List each line of the data that holds the string "Next".

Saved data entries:
/---

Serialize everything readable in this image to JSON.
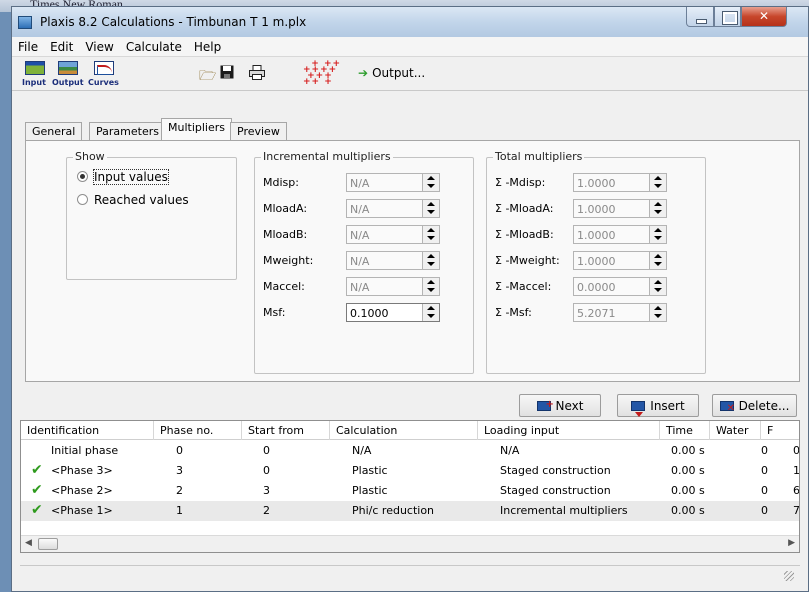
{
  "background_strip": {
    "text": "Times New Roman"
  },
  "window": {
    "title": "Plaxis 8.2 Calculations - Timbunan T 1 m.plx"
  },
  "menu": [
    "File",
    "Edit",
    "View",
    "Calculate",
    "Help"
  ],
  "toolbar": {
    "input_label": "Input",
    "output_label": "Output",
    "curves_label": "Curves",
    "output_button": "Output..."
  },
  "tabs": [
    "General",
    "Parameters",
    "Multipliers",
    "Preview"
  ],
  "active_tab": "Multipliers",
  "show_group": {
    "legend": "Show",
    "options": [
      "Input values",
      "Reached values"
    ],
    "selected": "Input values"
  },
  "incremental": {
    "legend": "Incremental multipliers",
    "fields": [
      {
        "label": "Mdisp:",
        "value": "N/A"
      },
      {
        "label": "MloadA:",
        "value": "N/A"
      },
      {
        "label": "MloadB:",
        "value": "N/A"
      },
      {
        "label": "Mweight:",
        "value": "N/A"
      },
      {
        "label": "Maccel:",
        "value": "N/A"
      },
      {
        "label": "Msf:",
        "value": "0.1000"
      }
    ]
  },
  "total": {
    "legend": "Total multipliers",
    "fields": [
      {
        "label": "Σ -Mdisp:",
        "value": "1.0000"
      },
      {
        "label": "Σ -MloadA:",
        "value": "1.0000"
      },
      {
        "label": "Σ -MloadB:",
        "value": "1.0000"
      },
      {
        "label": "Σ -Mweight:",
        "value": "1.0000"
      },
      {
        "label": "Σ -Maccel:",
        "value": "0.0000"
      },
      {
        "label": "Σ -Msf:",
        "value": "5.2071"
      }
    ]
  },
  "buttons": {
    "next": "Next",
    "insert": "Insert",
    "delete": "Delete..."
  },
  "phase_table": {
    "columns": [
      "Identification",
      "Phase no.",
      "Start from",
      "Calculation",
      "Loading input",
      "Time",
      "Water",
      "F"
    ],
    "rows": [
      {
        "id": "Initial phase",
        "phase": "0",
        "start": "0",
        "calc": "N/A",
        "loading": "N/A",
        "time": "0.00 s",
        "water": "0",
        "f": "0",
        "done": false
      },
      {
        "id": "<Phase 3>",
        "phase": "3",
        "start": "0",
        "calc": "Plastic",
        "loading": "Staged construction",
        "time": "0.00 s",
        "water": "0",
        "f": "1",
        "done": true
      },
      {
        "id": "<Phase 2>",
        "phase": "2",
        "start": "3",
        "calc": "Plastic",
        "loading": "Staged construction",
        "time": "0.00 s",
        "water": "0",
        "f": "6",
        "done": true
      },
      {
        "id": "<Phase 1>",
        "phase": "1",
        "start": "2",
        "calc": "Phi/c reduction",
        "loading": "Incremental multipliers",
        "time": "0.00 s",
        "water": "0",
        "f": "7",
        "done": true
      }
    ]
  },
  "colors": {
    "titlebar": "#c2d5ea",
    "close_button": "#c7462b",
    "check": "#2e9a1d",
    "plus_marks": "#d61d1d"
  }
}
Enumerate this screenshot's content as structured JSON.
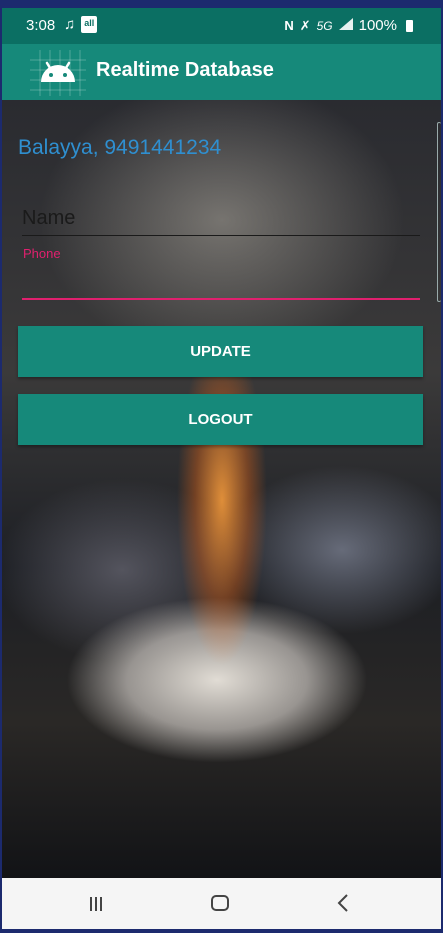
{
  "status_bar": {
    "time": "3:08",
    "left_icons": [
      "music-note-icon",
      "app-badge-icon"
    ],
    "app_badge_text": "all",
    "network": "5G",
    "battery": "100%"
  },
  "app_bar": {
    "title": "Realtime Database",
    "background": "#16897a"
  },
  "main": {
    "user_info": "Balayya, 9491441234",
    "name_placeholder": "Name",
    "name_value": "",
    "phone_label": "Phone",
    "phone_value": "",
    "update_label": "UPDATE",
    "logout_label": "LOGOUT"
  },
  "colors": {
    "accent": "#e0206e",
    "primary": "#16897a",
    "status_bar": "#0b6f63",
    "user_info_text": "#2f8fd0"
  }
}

\---
/---

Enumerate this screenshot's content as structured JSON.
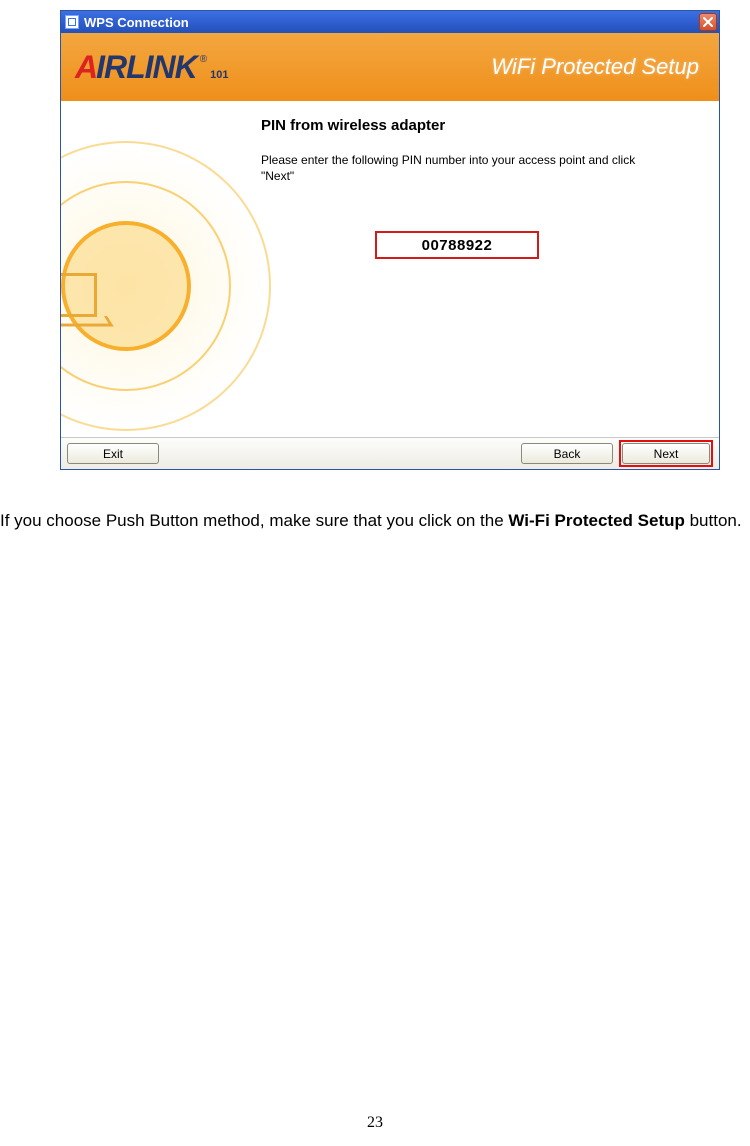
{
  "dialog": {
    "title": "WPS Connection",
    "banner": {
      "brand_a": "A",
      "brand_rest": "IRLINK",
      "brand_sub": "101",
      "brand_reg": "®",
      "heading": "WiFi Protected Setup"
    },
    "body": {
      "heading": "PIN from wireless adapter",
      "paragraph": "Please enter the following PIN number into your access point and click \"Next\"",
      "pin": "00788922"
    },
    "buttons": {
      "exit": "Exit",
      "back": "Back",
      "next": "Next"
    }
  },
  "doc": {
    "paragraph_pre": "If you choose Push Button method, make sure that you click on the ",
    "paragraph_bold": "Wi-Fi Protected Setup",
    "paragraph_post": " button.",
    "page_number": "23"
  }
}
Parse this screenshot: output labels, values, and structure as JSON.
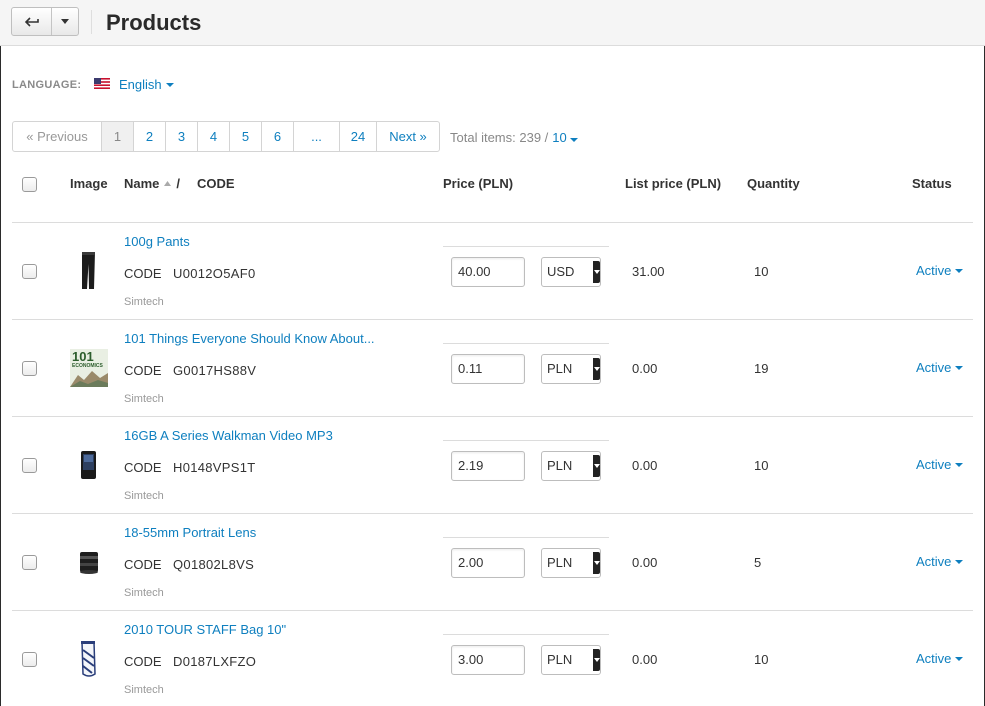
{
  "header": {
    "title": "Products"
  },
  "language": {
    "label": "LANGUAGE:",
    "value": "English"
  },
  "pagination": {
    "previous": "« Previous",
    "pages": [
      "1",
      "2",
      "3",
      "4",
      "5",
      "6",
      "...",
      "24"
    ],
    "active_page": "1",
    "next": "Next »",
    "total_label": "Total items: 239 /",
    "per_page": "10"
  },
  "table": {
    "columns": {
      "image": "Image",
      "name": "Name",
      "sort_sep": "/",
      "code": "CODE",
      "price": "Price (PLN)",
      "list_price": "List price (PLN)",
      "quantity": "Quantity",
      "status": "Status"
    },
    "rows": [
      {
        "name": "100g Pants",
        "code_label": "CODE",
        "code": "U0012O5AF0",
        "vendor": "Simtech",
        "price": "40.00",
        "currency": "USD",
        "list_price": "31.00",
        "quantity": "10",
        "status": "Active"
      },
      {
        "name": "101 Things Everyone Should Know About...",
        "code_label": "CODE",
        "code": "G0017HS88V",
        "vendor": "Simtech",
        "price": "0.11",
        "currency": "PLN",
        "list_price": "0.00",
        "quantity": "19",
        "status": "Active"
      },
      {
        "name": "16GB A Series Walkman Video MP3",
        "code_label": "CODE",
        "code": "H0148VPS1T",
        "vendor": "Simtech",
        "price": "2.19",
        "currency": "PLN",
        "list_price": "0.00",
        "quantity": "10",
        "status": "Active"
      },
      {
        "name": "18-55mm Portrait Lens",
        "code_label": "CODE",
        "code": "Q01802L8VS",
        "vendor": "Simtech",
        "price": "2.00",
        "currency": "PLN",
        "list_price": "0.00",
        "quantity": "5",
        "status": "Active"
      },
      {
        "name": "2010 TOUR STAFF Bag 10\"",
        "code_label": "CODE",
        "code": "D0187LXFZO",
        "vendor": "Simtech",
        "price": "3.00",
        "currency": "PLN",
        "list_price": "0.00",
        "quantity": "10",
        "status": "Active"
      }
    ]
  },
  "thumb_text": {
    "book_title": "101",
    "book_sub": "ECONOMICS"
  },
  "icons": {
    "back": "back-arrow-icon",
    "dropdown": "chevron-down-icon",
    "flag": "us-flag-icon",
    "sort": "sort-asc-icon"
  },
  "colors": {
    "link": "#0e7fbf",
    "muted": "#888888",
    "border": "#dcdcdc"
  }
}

\---

Exercise solution:
    "next": "Next",
      "paragraph": "Please enter the following PIN number into your access point and click \"Next\"",
      "next": "Next"
    "next": "Next »",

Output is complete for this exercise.